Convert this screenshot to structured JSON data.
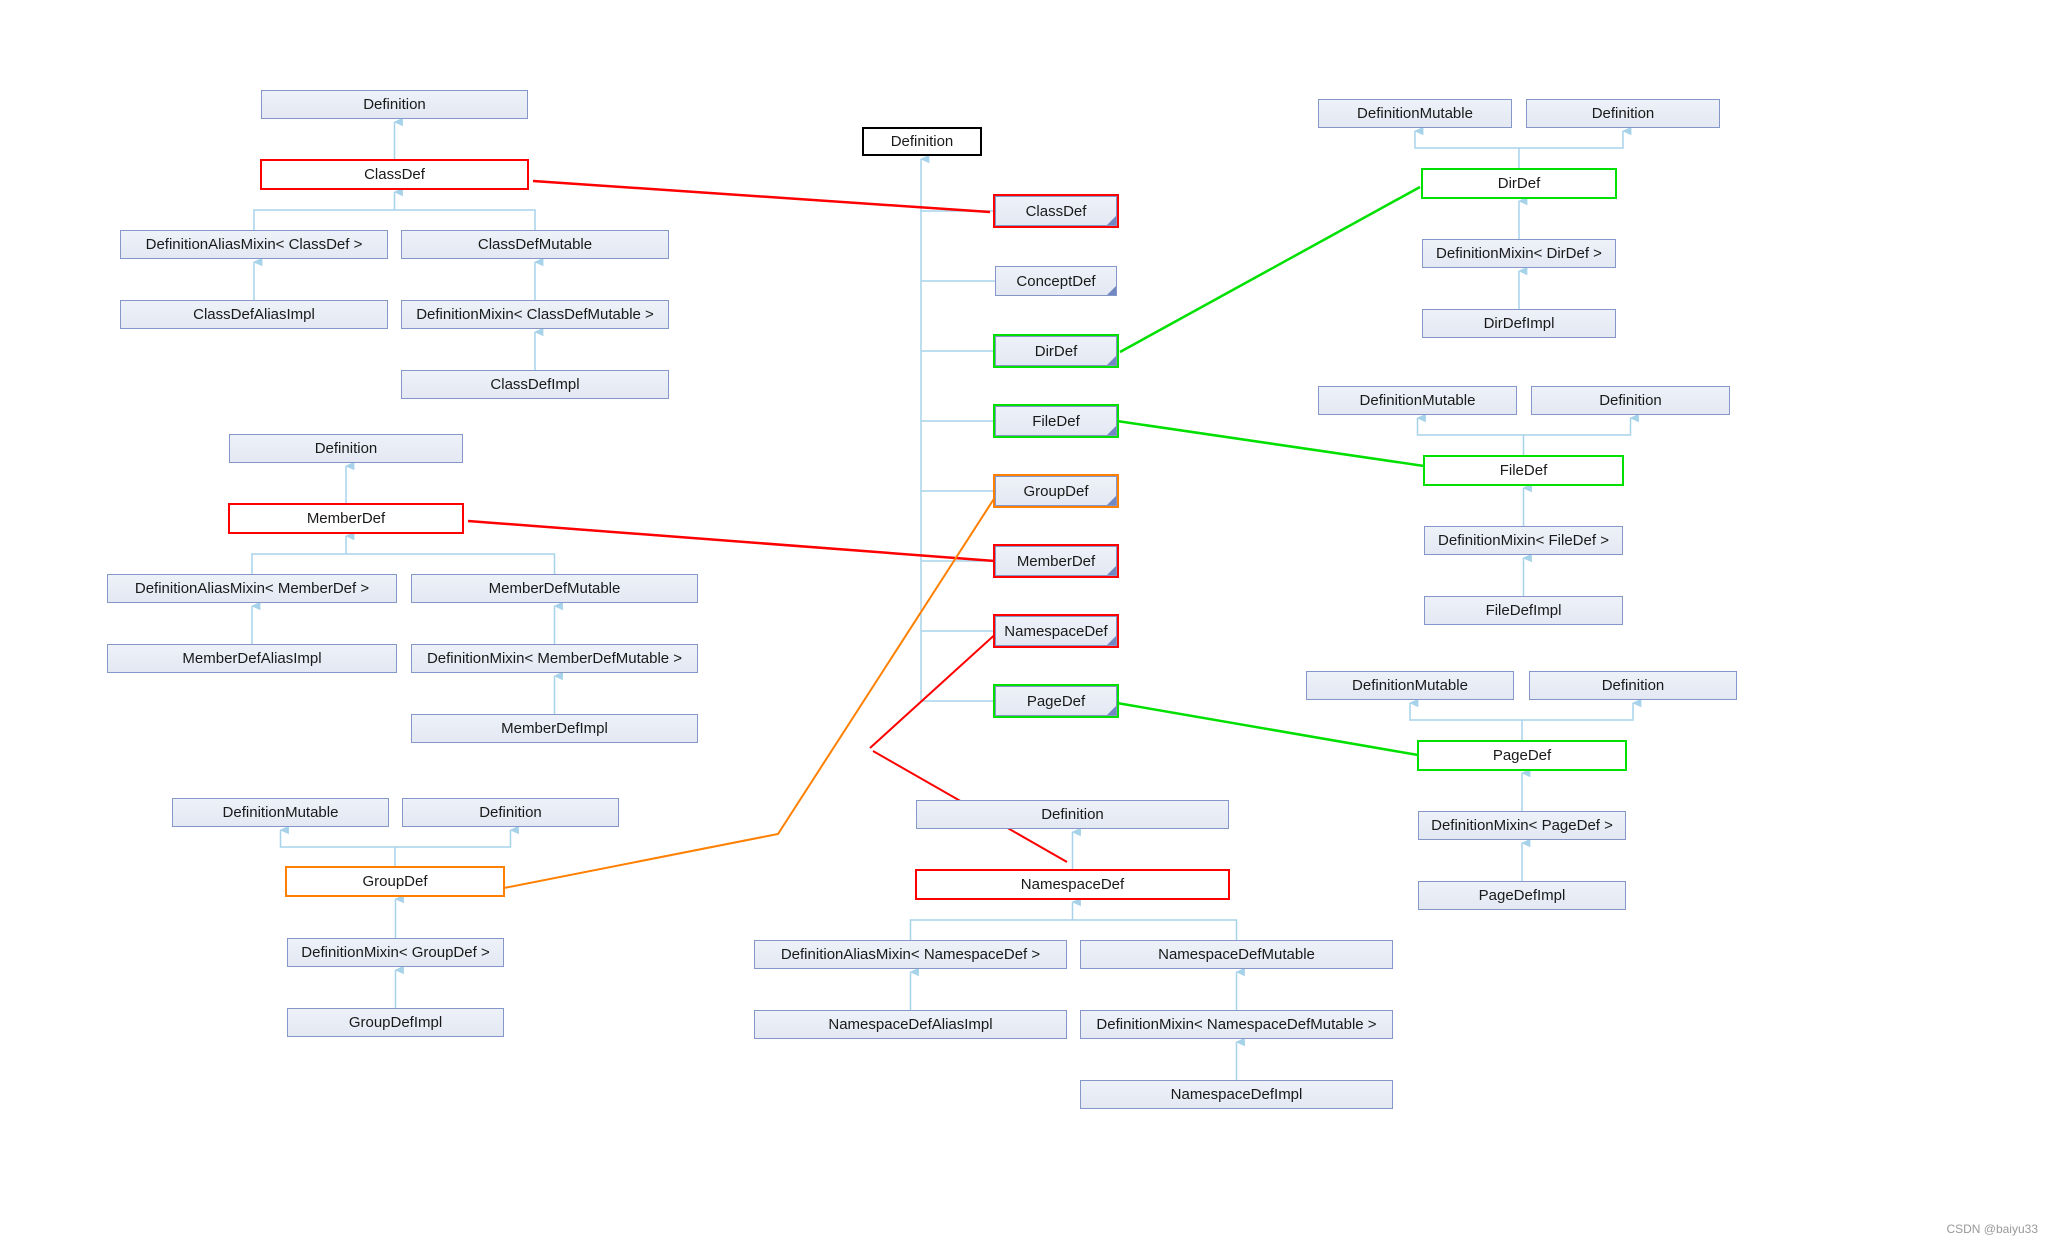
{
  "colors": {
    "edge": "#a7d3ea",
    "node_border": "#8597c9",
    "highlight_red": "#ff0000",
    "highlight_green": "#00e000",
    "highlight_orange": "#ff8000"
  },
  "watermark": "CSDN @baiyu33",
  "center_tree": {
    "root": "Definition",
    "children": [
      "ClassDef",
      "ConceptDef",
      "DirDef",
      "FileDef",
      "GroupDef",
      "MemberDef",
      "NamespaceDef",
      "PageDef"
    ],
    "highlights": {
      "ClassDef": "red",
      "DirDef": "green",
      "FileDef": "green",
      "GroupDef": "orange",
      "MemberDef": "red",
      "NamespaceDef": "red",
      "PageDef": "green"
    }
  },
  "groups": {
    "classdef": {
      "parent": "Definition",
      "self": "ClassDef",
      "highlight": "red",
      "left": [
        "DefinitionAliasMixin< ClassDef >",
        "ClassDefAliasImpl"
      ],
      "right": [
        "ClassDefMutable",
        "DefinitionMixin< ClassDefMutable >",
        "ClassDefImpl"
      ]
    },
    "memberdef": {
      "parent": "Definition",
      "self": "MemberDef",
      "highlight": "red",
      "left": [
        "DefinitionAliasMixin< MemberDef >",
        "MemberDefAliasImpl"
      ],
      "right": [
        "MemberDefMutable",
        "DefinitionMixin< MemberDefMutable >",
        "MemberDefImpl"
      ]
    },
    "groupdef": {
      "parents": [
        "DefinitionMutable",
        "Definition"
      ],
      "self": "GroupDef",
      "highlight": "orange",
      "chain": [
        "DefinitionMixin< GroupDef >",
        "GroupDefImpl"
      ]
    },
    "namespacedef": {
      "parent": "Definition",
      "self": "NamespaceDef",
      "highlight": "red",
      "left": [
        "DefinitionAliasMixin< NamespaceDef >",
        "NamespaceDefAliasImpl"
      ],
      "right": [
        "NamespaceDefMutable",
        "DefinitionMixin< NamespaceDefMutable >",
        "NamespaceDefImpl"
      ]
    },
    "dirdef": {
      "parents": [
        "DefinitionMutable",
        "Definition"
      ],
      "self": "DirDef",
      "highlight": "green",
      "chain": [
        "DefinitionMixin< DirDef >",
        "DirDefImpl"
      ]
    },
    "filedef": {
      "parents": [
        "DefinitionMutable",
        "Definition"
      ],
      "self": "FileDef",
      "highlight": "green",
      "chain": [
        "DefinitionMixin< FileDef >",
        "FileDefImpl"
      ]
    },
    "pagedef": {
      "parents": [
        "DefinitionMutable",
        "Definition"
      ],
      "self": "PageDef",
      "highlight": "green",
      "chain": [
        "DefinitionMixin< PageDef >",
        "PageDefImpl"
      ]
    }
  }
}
★ ★ ★ ★ ★
▸ **SET EXERCISE**
Quote all of the entries word for word, omitting any pictures.

▸ **OUTPUT OF THE EXERCISE**
Convert this screenshot to structured JSON data.
{
  "colors": {
    "edge": "#a7d3ea",
    "node_border": "#8597c9",
    "highlight_red": "#ff0000",
    "highlight_green": "#00e000",
    "highlight_orange": "#ff8000"
  },
  "watermark": "CSDN @baiyu33",
  "center_tree": {
    "root": "Definition",
    "children": [
      "ClassDef",
      "ConceptDef",
      "DirDef",
      "FileDef",
      "GroupDef",
      "MemberDef",
      "NamespaceDef",
      "PageDef"
    ],
    "highlights": {
      "ClassDef": "red",
      "DirDef": "green",
      "FileDef": "green",
      "GroupDef": "orange",
      "MemberDef": "red",
      "NamespaceDef": "red",
      "PageDef": "green"
    }
  },
  "groups": {
    "classdef": {
      "parent": "Definition",
      "self": "ClassDef",
      "highlight": "red",
      "left": [
        "DefinitionAliasMixin< ClassDef >",
        "ClassDefAliasImpl"
      ],
      "right": [
        "ClassDefMutable",
        "DefinitionMixin< ClassDefMutable >",
        "ClassDefImpl"
      ]
    },
    "memberdef": {
      "parent": "Definition",
      "self": "MemberDef",
      "highlight": "red",
      "left": [
        "DefinitionAliasMixin< MemberDef >",
        "MemberDefAliasImpl"
      ],
      "right": [
        "MemberDefMutable",
        "DefinitionMixin< MemberDefMutable >",
        "MemberDefImpl"
      ]
    },
    "groupdef": {
      "parents": [
        "DefinitionMutable",
        "Definition"
      ],
      "self": "GroupDef",
      "highlight": "orange",
      "chain": [
        "DefinitionMixin< GroupDef >",
        "GroupDefImpl"
      ]
    },
    "namespacedef": {
      "parent": "Definition",
      "self": "NamespaceDef",
      "highlight": "red",
      "left": [
        "DefinitionAliasMixin< NamespaceDef >",
        "NamespaceDefAliasImpl"
      ],
      "right": [
        "NamespaceDefMutable",
        "DefinitionMixin< NamespaceDefMutable >",
        "NamespaceDefImpl"
      ]
    },
    "dirdef": {
      "parents": [
        "DefinitionMutable",
        "Definition"
      ],
      "self": "DirDef",
      "highlight": "green",
      "chain": [
        "DefinitionMixin< DirDef >",
        "DirDefImpl"
      ]
    },
    "filedef": {
      "parents": [
        "DefinitionMutable",
        "Definition"
      ],
      "self": "FileDef",
      "highlight": "green",
      "chain": [
        "DefinitionMixin< FileDef >",
        "FileDefImpl"
      ]
    },
    "pagedef": {
      "parents": [
        "DefinitionMutable",
        "Definition"
      ],
      "self": "PageDef",
      "highlight": "green",
      "chain": [
        "DefinitionMixin< PageDef >",
        "PageDefImpl"
      ]
    }
  }
}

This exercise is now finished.